» **The problem**
Search the listing below, and show each line that includes the word "this".

Listed records: Begin

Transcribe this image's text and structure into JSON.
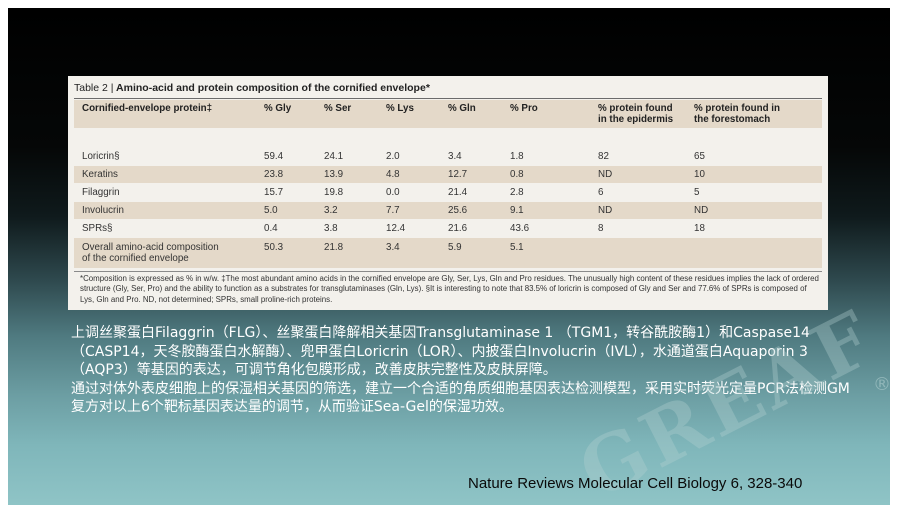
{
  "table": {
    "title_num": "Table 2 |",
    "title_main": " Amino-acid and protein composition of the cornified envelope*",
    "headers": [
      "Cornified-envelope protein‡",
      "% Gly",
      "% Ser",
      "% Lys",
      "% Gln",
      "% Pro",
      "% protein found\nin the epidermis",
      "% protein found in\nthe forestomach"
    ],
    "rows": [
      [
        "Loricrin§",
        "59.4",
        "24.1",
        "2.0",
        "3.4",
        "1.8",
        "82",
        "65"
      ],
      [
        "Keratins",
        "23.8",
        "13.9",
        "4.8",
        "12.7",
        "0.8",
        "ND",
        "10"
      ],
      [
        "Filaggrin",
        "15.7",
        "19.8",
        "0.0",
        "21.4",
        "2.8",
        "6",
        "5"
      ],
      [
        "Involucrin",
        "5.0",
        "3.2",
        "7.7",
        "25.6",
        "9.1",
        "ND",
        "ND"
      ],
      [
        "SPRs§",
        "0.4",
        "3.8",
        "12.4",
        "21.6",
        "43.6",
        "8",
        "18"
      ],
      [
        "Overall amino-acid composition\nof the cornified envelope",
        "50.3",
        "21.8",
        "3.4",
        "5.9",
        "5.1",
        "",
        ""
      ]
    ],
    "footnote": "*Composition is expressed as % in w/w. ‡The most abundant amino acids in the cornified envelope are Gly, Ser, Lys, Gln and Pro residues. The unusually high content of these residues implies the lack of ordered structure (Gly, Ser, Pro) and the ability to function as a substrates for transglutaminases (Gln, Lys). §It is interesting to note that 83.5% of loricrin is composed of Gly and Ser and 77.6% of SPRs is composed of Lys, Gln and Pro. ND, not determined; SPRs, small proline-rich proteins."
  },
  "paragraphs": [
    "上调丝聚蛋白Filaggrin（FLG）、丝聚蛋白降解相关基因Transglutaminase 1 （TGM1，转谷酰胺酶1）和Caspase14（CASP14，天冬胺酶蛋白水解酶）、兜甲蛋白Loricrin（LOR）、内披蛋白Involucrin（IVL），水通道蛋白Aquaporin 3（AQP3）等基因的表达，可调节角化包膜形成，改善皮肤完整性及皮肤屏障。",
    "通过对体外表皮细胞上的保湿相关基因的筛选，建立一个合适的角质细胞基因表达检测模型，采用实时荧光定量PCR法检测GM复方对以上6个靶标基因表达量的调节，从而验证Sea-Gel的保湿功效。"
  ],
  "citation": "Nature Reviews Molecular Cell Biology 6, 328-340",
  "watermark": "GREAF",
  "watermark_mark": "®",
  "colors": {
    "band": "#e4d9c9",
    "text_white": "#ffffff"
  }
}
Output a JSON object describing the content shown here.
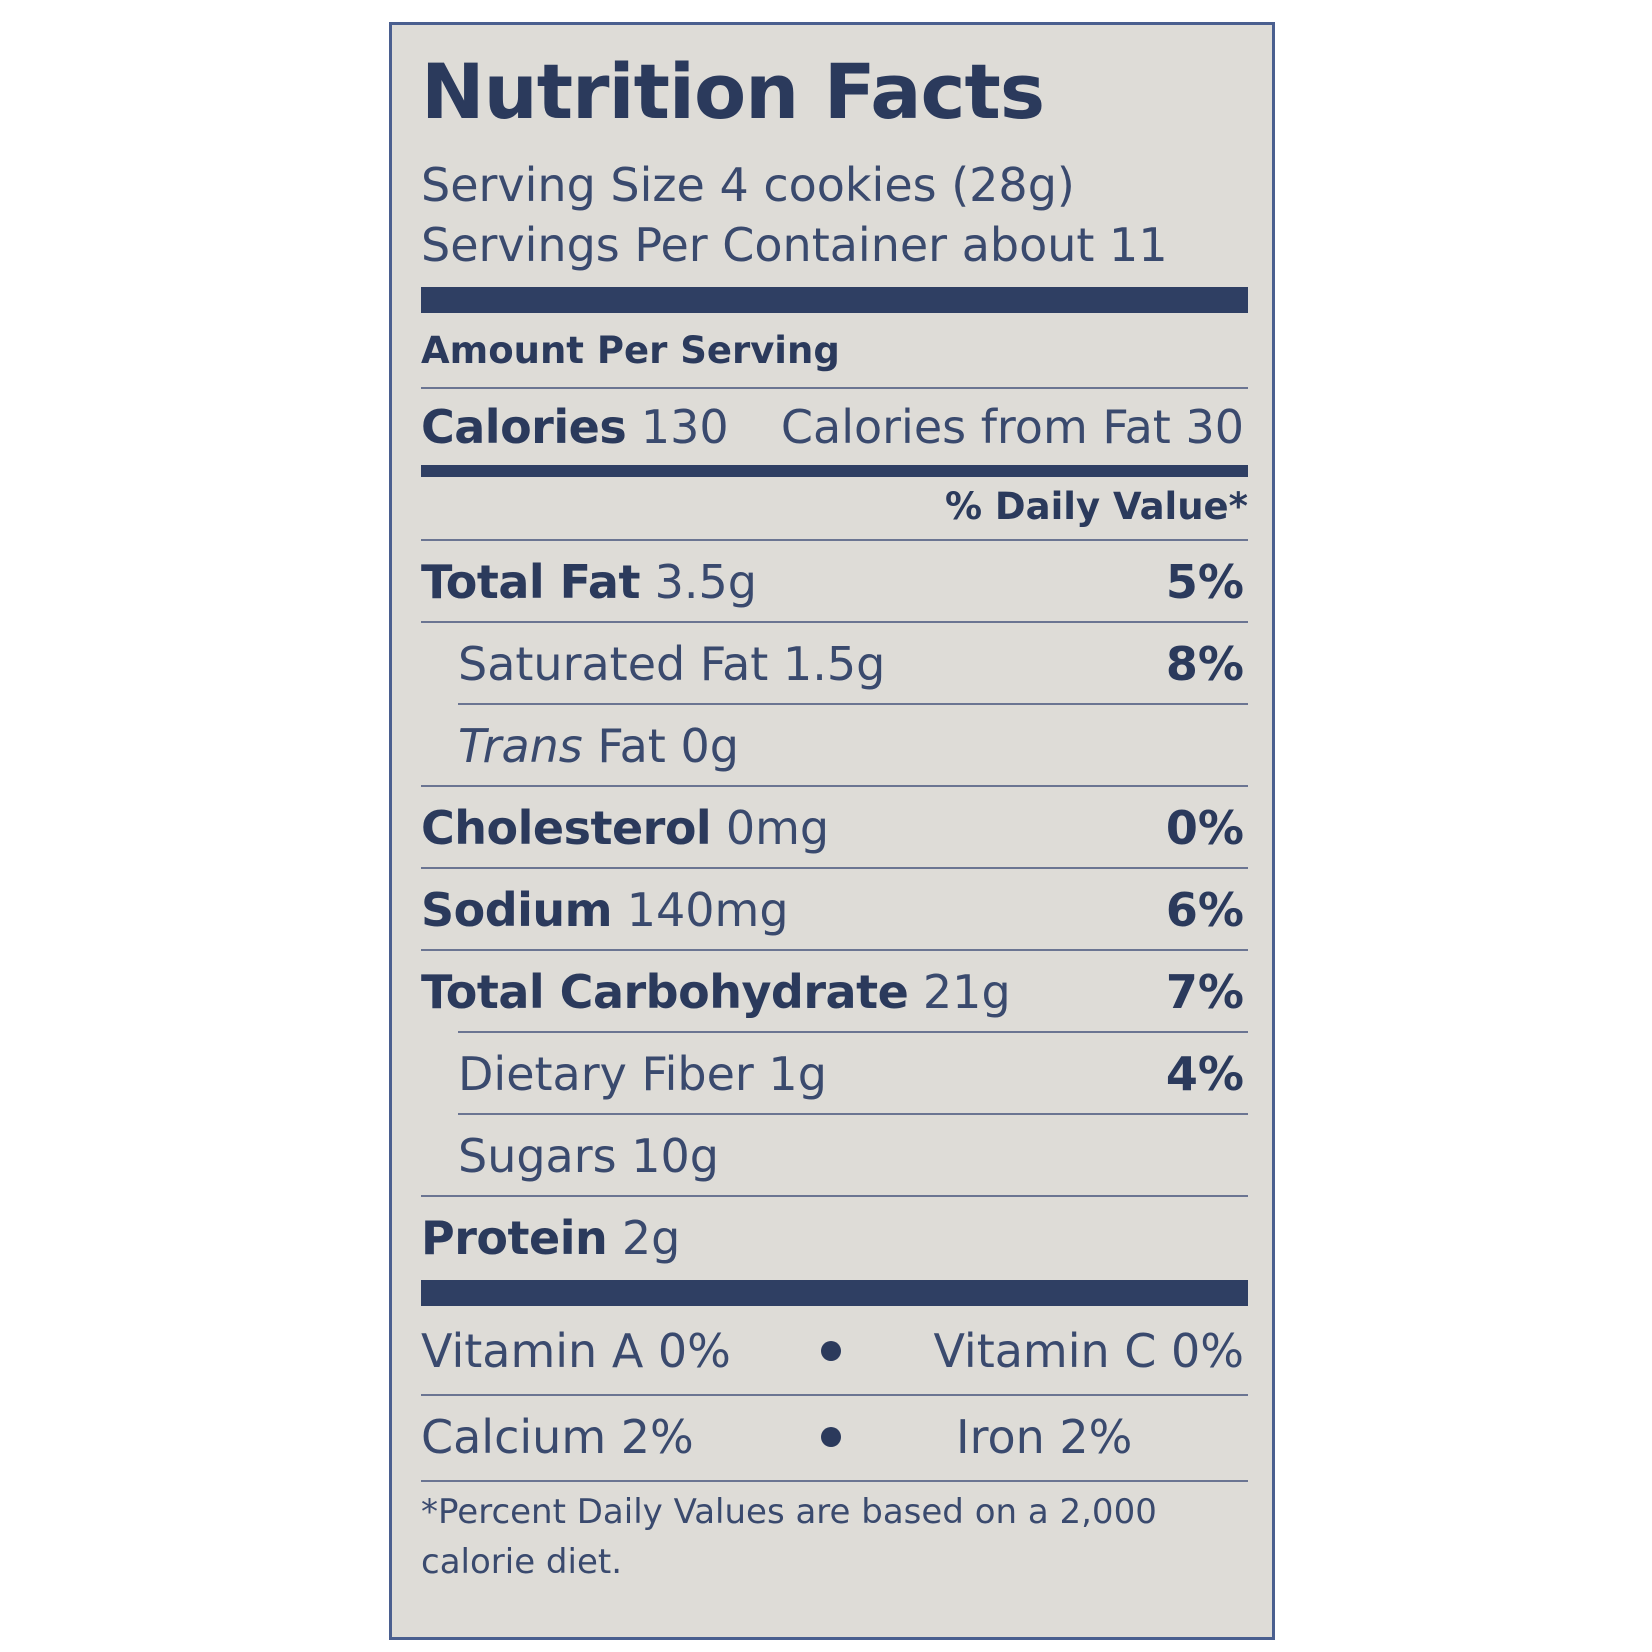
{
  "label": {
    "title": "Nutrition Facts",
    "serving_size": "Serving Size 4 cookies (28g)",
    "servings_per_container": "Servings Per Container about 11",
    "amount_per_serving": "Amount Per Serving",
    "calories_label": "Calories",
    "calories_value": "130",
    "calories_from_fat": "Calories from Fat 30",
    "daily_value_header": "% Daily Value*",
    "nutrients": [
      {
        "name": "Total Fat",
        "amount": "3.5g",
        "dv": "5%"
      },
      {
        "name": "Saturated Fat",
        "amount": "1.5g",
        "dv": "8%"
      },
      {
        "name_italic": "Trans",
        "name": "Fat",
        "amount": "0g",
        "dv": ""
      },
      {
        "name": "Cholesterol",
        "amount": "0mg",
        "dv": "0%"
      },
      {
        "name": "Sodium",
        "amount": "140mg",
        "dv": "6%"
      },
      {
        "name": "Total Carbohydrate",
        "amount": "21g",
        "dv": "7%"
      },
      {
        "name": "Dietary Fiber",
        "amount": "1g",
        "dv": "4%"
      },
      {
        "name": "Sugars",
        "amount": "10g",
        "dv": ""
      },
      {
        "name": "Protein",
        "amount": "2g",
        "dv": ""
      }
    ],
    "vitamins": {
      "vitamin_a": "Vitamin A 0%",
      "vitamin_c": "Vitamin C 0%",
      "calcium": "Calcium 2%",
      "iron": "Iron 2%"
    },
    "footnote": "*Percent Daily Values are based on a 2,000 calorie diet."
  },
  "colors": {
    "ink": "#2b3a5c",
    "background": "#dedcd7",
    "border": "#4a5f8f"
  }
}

Listed records: End
Listed records: Begin

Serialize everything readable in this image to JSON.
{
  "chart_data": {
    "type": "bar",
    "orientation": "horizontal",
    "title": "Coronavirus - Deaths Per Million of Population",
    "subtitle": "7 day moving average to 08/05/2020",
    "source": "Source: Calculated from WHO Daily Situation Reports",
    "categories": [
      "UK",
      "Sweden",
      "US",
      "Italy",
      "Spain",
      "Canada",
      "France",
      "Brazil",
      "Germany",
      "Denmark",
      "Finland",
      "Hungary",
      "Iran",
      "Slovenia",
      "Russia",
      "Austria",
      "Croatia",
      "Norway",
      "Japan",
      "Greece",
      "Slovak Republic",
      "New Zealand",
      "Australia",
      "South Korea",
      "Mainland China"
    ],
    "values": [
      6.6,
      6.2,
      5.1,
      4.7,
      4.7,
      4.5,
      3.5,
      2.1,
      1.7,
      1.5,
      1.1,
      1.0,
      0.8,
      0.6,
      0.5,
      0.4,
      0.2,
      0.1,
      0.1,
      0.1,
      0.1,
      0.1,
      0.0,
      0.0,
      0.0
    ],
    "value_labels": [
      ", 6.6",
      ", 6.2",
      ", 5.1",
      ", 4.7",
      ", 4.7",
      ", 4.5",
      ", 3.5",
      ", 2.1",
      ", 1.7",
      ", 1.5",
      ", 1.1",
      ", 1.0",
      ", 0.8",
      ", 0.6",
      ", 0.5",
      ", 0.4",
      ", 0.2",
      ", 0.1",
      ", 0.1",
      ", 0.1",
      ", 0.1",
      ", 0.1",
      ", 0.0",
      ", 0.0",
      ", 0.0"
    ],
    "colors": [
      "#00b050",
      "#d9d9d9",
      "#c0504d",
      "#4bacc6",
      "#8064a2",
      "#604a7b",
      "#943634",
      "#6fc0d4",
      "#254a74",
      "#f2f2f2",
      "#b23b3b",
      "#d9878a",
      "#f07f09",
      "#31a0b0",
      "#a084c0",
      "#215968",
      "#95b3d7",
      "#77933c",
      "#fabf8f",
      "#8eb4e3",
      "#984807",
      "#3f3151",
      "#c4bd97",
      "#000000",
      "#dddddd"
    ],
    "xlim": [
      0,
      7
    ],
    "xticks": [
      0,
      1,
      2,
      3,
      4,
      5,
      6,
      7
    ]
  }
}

Listed records: End

» **Answer box**
Transcribe this image's text and structure into JSON.
Serialize everything readable in this image to JSON.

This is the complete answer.